> _TASK TO CARRY OUT_
Without the pictures, print each of the records below exactly as it appears.
>> Start SUPPLIED RECORDS
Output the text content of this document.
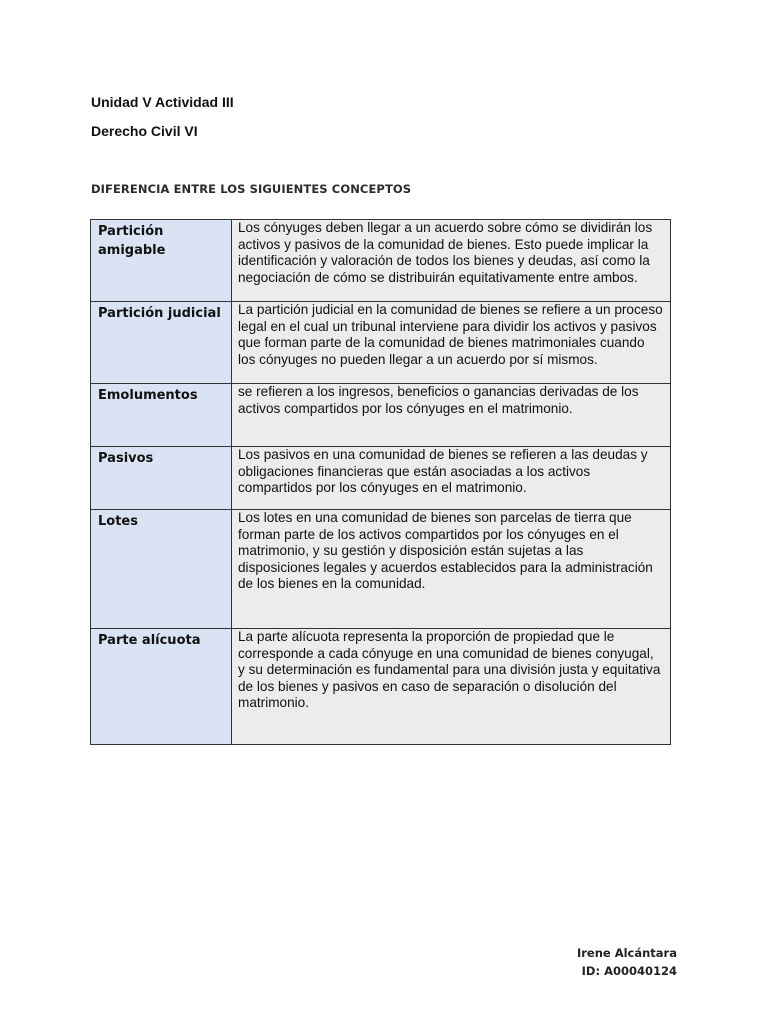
Unidad V Actividad III
Derecho Civil VI
DIFERENCIA ENTRE LOS SIGUIENTES CONCEPTOS
Partición amigable	Los cónyuges deben llegar a un acuerdo sobre cómo se dividirán los activos y pasivos de la comunidad de bienes. Esto puede implicar la identificación y valoración de todos los bienes y deudas, así como la negociación de cómo se distribuirán equitativamente entre ambos.
Partición judicial	La partición judicial en la comunidad de bienes se refiere a un proceso legal en el cual un tribunal interviene para dividir los activos y pasivos que forman parte de la comunidad de bienes matrimoniales cuando los cónyuges no pueden llegar a un acuerdo por sí mismos.
Emolumentos	se refieren a los ingresos, beneficios o ganancias derivadas de los activos compartidos por los cónyuges en el matrimonio.
Pasivos	Los pasivos en una comunidad de bienes se refieren a las deudas y obligaciones financieras que están asociadas a los activos compartidos por los cónyuges en el matrimonio.
Lotes	Los lotes en una comunidad de bienes son parcelas de tierra que forman parte de los activos compartidos por los cónyuges en el matrimonio, y su gestión y disposición están sujetas a las disposiciones legales y acuerdos establecidos para la administración de los bienes en la comunidad.
Parte alícuota	La parte alícuota representa la proporción de propiedad que le corresponde a cada cónyuge en una comunidad de bienes conyugal, y su determinación es fundamental para una división justa y equitativa de los bienes y pasivos en caso de separación o disolución del matrimonio.
Irene Alcántara
ID: A00040124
>> End SUPPLIED RECORDS
> _TASK SOLUTION_
Output the text content of this document.
Unidad V Actividad III
Derecho Civil VI
DIFERENCIA ENTRE LOS SIGUIENTES CONCEPTOS
Partición amigable	Los cónyuges deben llegar a un acuerdo sobre cómo se dividirán los activos y pasivos de la comunidad de bienes. Esto puede implicar la identificación y valoración de todos los bienes y deudas, así como la negociación de cómo se distribuirán equitativamente entre ambos.
Partición judicial	La partición judicial en la comunidad de bienes se refiere a un proceso legal en el cual un tribunal interviene para dividir los activos y pasivos que forman parte de la comunidad de bienes matrimoniales cuando los cónyuges no pueden llegar a un acuerdo por sí mismos.
Emolumentos	se refieren a los ingresos, beneficios o ganancias derivadas de los activos compartidos por los cónyuges en el matrimonio.
Pasivos	Los pasivos en una comunidad de bienes se refieren a las deudas y obligaciones financieras que están asociadas a los activos compartidos por los cónyuges en el matrimonio.
Lotes	Los lotes en una comunidad de bienes son parcelas de tierra que forman parte de los activos compartidos por los cónyuges en el matrimonio, y su gestión y disposición están sujetas a las disposiciones legales y acuerdos establecidos para la administración de los bienes en la comunidad.
Parte alícuota	La parte alícuota representa la proporción de propiedad que le corresponde a cada cónyuge en una comunidad de bienes conyugal, y su determinación es fundamental para una división justa y equitativa de los bienes y pasivos en caso de separación o disolución del matrimonio.
Irene Alcántara
ID: A00040124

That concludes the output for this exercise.